◆ Your task: Pull every "name" line out of the data below.

◆ Data tied to figure images:

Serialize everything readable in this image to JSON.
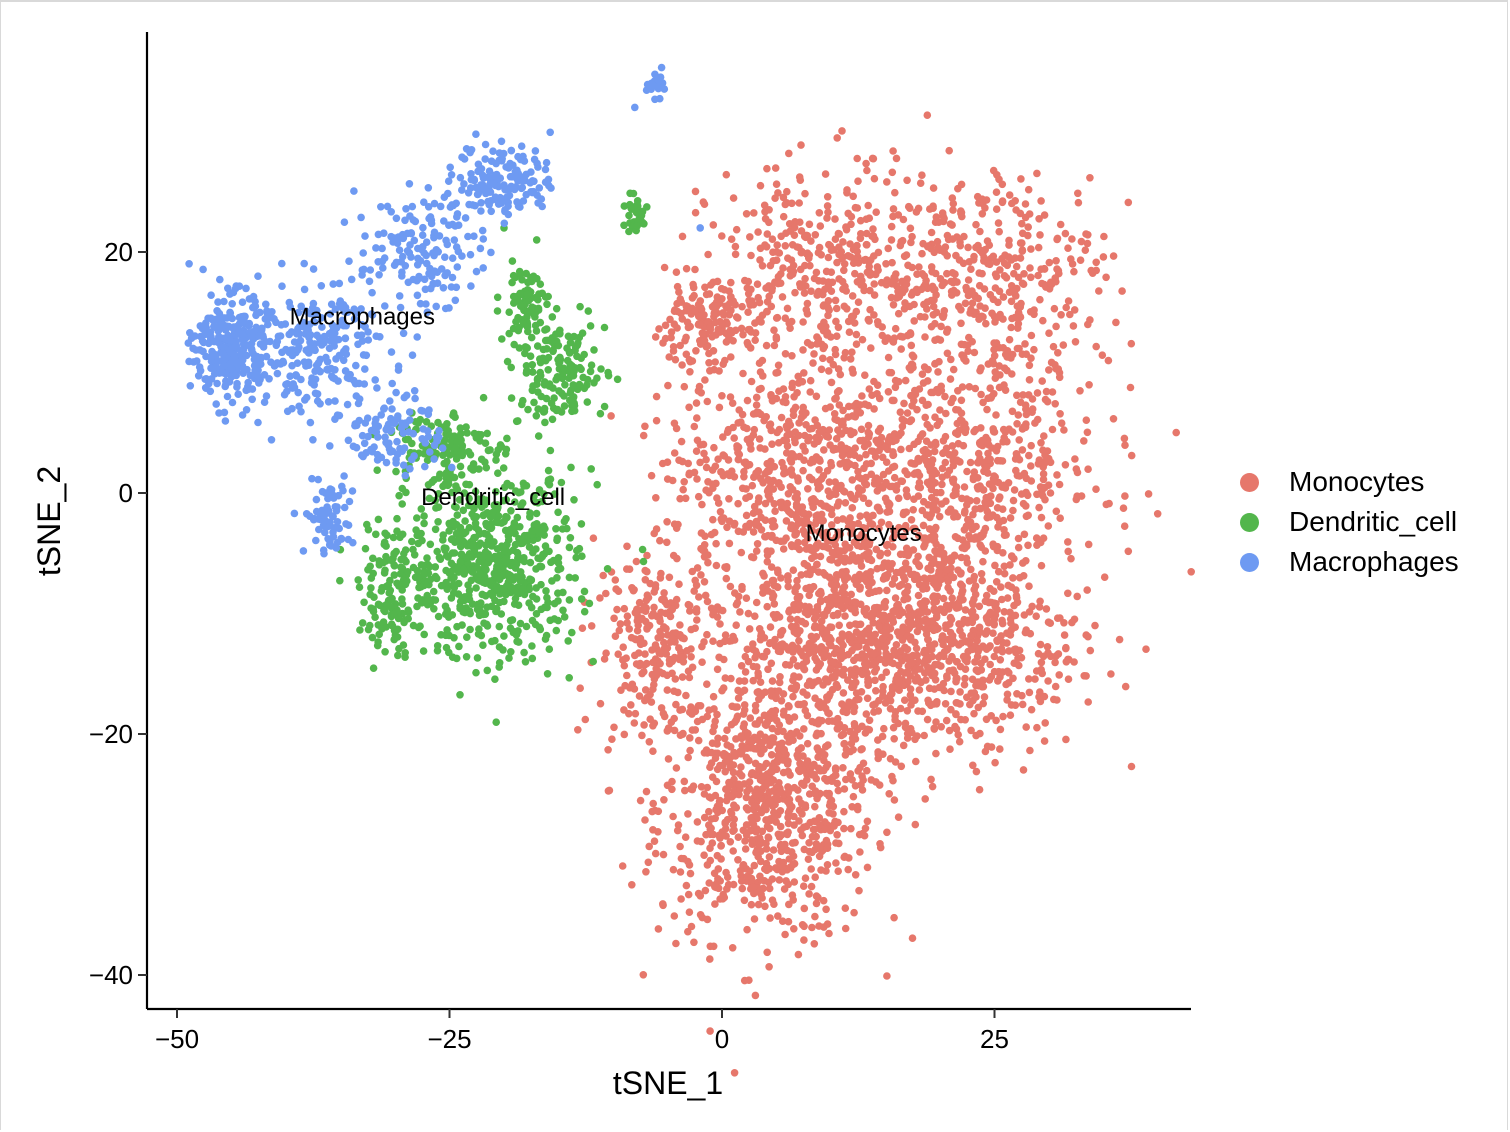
{
  "chart_data": {
    "type": "scatter",
    "title": "",
    "xlabel": "tSNE_1",
    "ylabel": "tSNE_2",
    "xlim": [
      -53,
      43
    ],
    "ylim": [
      -43,
      38
    ],
    "x_ticks": [
      -50,
      -25,
      0,
      25
    ],
    "x_tick_labels": [
      "−50",
      "−25",
      "0",
      "25"
    ],
    "y_ticks": [
      20,
      0,
      -20,
      -40
    ],
    "y_tick_labels": [
      "20",
      "0",
      "−20",
      "−40"
    ],
    "grid": false,
    "legend_position": "right",
    "series": [
      {
        "name": "Monocytes",
        "color": "#E6776B",
        "cluster_label": "Monocytes",
        "label_position": [
          13,
          -4
        ],
        "approx_point_count": 4400,
        "regions": [
          {
            "center": [
              4,
              -26
            ],
            "spread": [
              9,
              10
            ],
            "weight": 0.18
          },
          {
            "center": [
              12,
              -12
            ],
            "spread": [
              12,
              9
            ],
            "weight": 0.2
          },
          {
            "center": [
              22,
              -12
            ],
            "spread": [
              10,
              9
            ],
            "weight": 0.1
          },
          {
            "center": [
              6,
              2
            ],
            "spread": [
              10,
              9
            ],
            "weight": 0.13
          },
          {
            "center": [
              22,
              2
            ],
            "spread": [
              12,
              9
            ],
            "weight": 0.13
          },
          {
            "center": [
              10,
              18
            ],
            "spread": [
              10,
              8
            ],
            "weight": 0.1
          },
          {
            "center": [
              25,
              18
            ],
            "spread": [
              9,
              8
            ],
            "weight": 0.08
          },
          {
            "center": [
              -2,
              14
            ],
            "spread": [
              4,
              3
            ],
            "weight": 0.03
          },
          {
            "center": [
              -6,
              -12
            ],
            "spread": [
              5,
              7
            ],
            "weight": 0.05
          }
        ],
        "outliers": [
          [
            -6,
            -3
          ],
          [
            -9,
            -18
          ],
          [
            -6,
            8
          ],
          [
            5,
            20
          ],
          [
            -6,
            6
          ]
        ]
      },
      {
        "name": "Dendritic_cell",
        "color": "#53B64C",
        "cluster_label": "Dendritic_cell",
        "label_position": [
          -21,
          -1
        ],
        "approx_point_count": 1150,
        "regions": [
          {
            "center": [
              -21,
              -6
            ],
            "spread": [
              7,
              7
            ],
            "weight": 0.55
          },
          {
            "center": [
              -30,
              -8
            ],
            "spread": [
              3,
              5
            ],
            "weight": 0.12
          },
          {
            "center": [
              -15,
              10
            ],
            "spread": [
              4,
              4
            ],
            "weight": 0.14
          },
          {
            "center": [
              -18,
              16
            ],
            "spread": [
              2,
              2.5
            ],
            "weight": 0.06
          },
          {
            "center": [
              -26,
              4
            ],
            "spread": [
              4,
              3
            ],
            "weight": 0.1
          },
          {
            "center": [
              -8,
              23
            ],
            "spread": [
              1.2,
              1.5
            ],
            "weight": 0.03
          }
        ],
        "outliers": [
          [
            -16,
            -15
          ],
          [
            -14,
            -7
          ],
          [
            -12,
            2
          ],
          [
            -20,
            22
          ],
          [
            -17,
            21
          ]
        ]
      },
      {
        "name": "Macrophages",
        "color": "#6E9AF2",
        "cluster_label": "Macrophages",
        "label_position": [
          -33,
          14
        ],
        "approx_point_count": 1050,
        "regions": [
          {
            "center": [
              -45,
              12
            ],
            "spread": [
              3,
              4
            ],
            "weight": 0.28
          },
          {
            "center": [
              -37,
              12
            ],
            "spread": [
              6,
              5
            ],
            "weight": 0.22
          },
          {
            "center": [
              -28,
              20
            ],
            "spread": [
              5,
              4
            ],
            "weight": 0.14
          },
          {
            "center": [
              -20,
              26
            ],
            "spread": [
              4,
              3
            ],
            "weight": 0.14
          },
          {
            "center": [
              -30,
              5
            ],
            "spread": [
              4,
              3
            ],
            "weight": 0.1
          },
          {
            "center": [
              -36,
              -2
            ],
            "spread": [
              2,
              3
            ],
            "weight": 0.07
          },
          {
            "center": [
              -6,
              34
            ],
            "spread": [
              1,
              1
            ],
            "weight": 0.02
          }
        ],
        "outliers": [
          [
            -2,
            22
          ],
          [
            -8,
            32
          ]
        ]
      }
    ]
  }
}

◆ Solved exercise:
        "name": "Monocytes",
        "name": "Dendritic_cell",
        "name": "Macrophages",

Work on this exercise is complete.